Records from a data collection
####################
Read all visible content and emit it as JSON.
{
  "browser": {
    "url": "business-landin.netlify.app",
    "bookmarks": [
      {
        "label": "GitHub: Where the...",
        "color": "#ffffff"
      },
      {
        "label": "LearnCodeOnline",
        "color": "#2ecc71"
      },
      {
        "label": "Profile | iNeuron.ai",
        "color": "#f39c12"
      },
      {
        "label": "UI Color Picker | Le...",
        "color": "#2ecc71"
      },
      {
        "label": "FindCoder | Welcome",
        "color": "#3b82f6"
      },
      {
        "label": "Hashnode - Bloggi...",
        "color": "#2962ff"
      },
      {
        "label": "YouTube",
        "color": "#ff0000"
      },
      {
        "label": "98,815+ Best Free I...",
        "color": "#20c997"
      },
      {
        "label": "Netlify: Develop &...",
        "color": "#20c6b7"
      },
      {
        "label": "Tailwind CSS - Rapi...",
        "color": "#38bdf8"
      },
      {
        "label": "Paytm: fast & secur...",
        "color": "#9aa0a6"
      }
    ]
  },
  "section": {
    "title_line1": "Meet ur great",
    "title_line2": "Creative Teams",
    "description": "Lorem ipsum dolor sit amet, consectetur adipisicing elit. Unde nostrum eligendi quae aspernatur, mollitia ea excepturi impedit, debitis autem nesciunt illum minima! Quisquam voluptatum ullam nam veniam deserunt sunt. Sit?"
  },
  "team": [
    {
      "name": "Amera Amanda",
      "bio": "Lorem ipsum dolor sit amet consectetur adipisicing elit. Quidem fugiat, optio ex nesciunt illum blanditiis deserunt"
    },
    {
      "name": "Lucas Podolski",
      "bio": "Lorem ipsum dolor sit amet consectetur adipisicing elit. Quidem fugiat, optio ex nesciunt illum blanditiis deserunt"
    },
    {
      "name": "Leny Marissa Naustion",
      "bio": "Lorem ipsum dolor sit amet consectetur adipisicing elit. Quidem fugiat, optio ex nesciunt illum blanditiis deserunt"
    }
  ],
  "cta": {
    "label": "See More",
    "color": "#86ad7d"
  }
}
####################
### SET TASK
Repeat all of the entries exactly.

### SOLUTION BELOW
Read all visible content and emit it as JSON.
{
  "browser": {
    "url": "business-landin.netlify.app",
    "bookmarks": [
      {
        "label": "GitHub: Where the...",
        "color": "#ffffff"
      },
      {
        "label": "LearnCodeOnline",
        "color": "#2ecc71"
      },
      {
        "label": "Profile | iNeuron.ai",
        "color": "#f39c12"
      },
      {
        "label": "UI Color Picker | Le...",
        "color": "#2ecc71"
      },
      {
        "label": "FindCoder | Welcome",
        "color": "#3b82f6"
      },
      {
        "label": "Hashnode - Bloggi...",
        "color": "#2962ff"
      },
      {
        "label": "YouTube",
        "color": "#ff0000"
      },
      {
        "label": "98,815+ Best Free I...",
        "color": "#20c997"
      },
      {
        "label": "Netlify: Develop &...",
        "color": "#20c6b7"
      },
      {
        "label": "Tailwind CSS - Rapi...",
        "color": "#38bdf8"
      },
      {
        "label": "Paytm: fast & secur...",
        "color": "#9aa0a6"
      }
    ]
  },
  "section": {
    "title_line1": "Meet ur great",
    "title_line2": "Creative Teams",
    "description": "Lorem ipsum dolor sit amet, consectetur adipisicing elit. Unde nostrum eligendi quae aspernatur, mollitia ea excepturi impedit, debitis autem nesciunt illum minima! Quisquam voluptatum ullam nam veniam deserunt sunt. Sit?"
  },
  "team": [
    {
      "name": "Amera Amanda",
      "bio": "Lorem ipsum dolor sit amet consectetur adipisicing elit. Quidem fugiat, optio ex nesciunt illum blanditiis deserunt"
    },
    {
      "name": "Lucas Podolski",
      "bio": "Lorem ipsum dolor sit amet consectetur adipisicing elit. Quidem fugiat, optio ex nesciunt illum blanditiis deserunt"
    },
    {
      "name": "Leny Marissa Naustion",
      "bio": "Lorem ipsum dolor sit amet consectetur adipisicing elit. Quidem fugiat, optio ex nesciunt illum blanditiis deserunt"
    }
  ],
  "cta": {
    "label": "See More",
    "color": "#86ad7d"
  }
}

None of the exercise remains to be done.